What you will do →
- A) In the article on the calls to try Gorbachev, condense the paragraph beginning "According to Izvestia" into a short bulleted list that keeps its main facts.
- B) From the Gorbachev article, print the part that opens with the words containing "USSR collapse under" and closes with "last Soviet leader.", reproducing it word for word.

USSR collapse under attack

Why do Russian MPs want to put Gorbachev on trial?
15 April, 2014 - 11:13

Russian politicians seem to have spread their wings after the occupation of Crimea. As is known, Vladimir Putin believes that Ukraine’s secession from the USSR was “not very legitimate.” We also heard the odious Vladimir Zhirinovsky officially suggest that Poland, Hungary, and Rumania partition the territory of Ukraine. Now State Duma members are demanding that Mikhail Gorbachev be put on trial for his role in the collapse of the USSR.

According to Izvestia, representatives of various factions have prepared an interpellation to Prosecutor General Yury Chaika. They think prosecutors should check up on the events that occurred when the USSR was disintegrating. The MPs hope that the checkup will be followed by criminal cases, including one against the last Soviet leader.

Gorbachev himself said in an Interfax interview that the calls of some State Duma members were sheer nonsense and a personal publicity stunt. “They like it when they are spoken of and their names are mentioned, but this call is absolutely ill-considered and groundless from the angle of historical facts. That I am standing in someone’s way is proved by the fact that there have been several reports in the past 20 days that I am dead. These people have no conscience,” the ex-president said.

Why did the Russian MPs show this initiative? What does it mean? What would Gerhard Schroeder, who closely cooperated with the Kremlin for many years, say to this?

COMMENTARIES

“THIS IS PARTLY CONNECTED WITH FAILURE TO IMPLEMENT A PLAN TO ESTABLISH THE EURASIAN COMMUNITY AS A QUASI-UNION”

Dataset content →
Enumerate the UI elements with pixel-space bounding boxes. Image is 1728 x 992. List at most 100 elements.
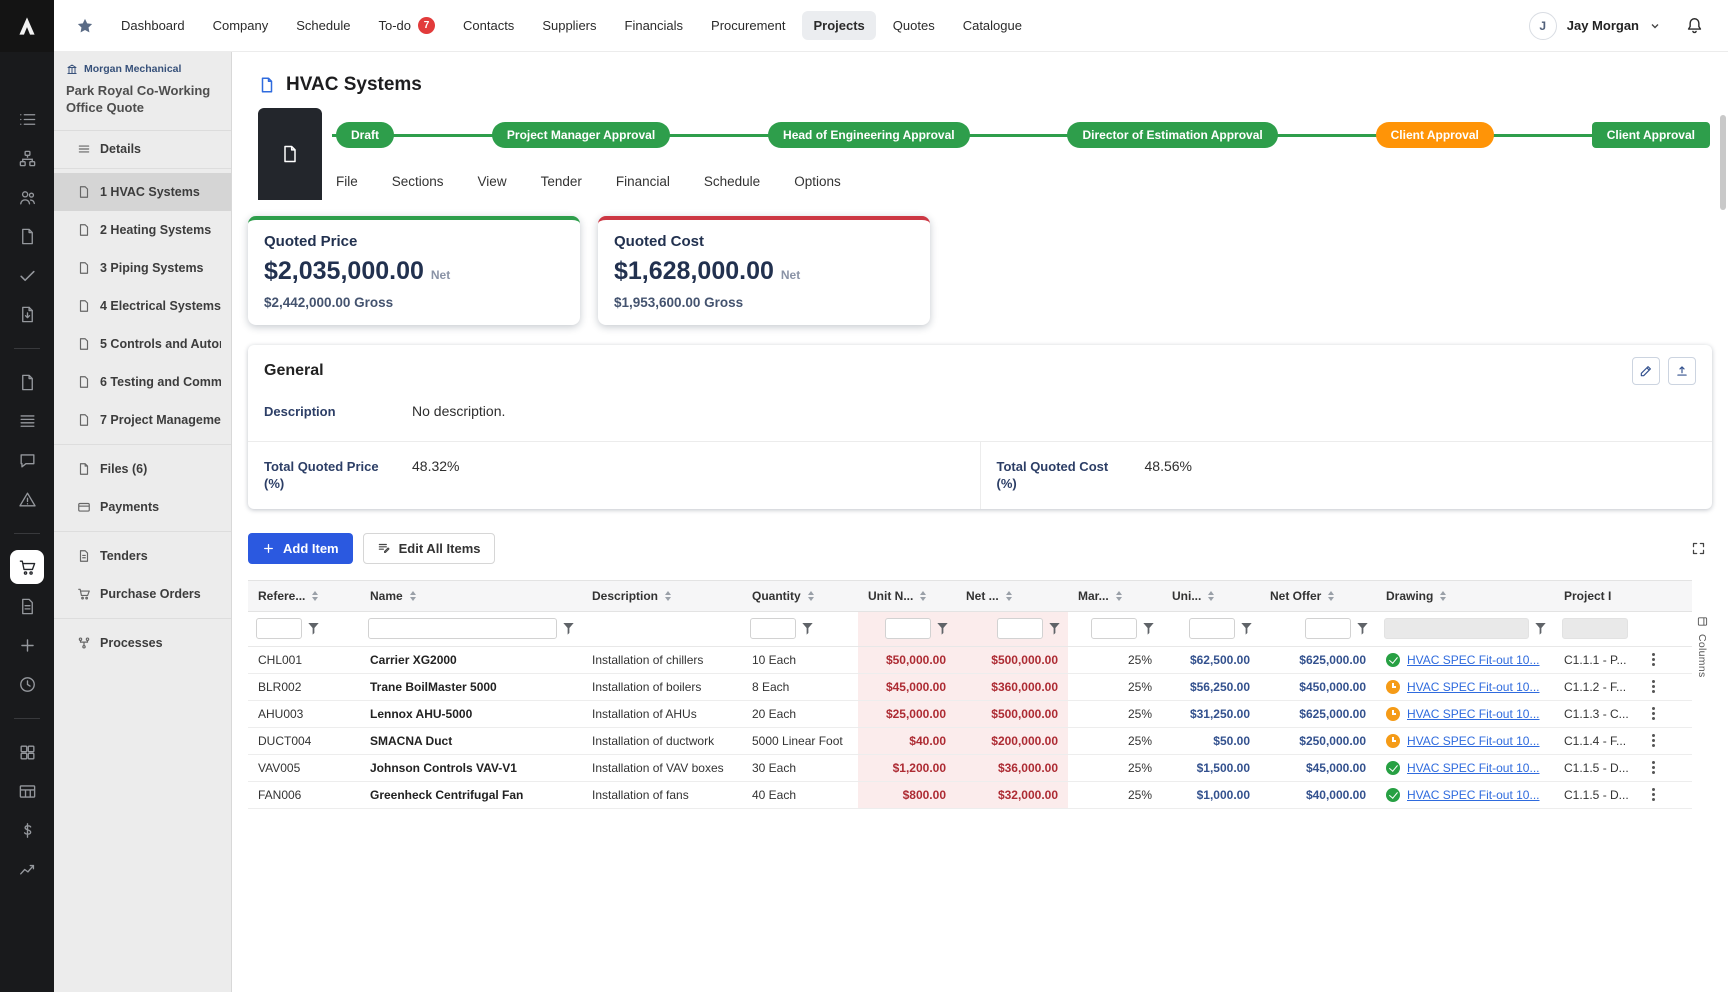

Solutions by task →
- A)
- Izvestia reports that members of various Duma factions have prepared an interpellation to Prosecutor General Yury Chaika.
- They want prosecutors to examine the events during the USSR's disintegration.
- They hope this will lead to criminal cases, including one against the last Soviet leader.

- B)
USSR collapse under attack

Why do Russian MPs want to put Gorbachev on trial?
15 April, 2014 - 11:13

Russian politicians seem to have spread their wings after the occupation of Crimea. As is known, Vladimir Putin believes that Ukraine’s secession from the USSR was “not very legitimate.” We also heard the odious Vladimir Zhirinovsky officially suggest that Poland, Hungary, and Rumania partition the territory of Ukraine. Now State Duma members are demanding that Mikhail Gorbachev be put on trial for his role in the collapse of the USSR.

According to Izvestia, representatives of various factions have prepared an interpellation to Prosecutor General Yury Chaika. They think prosecutors should check up on the events that occurred when the USSR was disintegrating. The MPs hope that the checkup will be followed by criminal cases, including one against the last Soviet leader.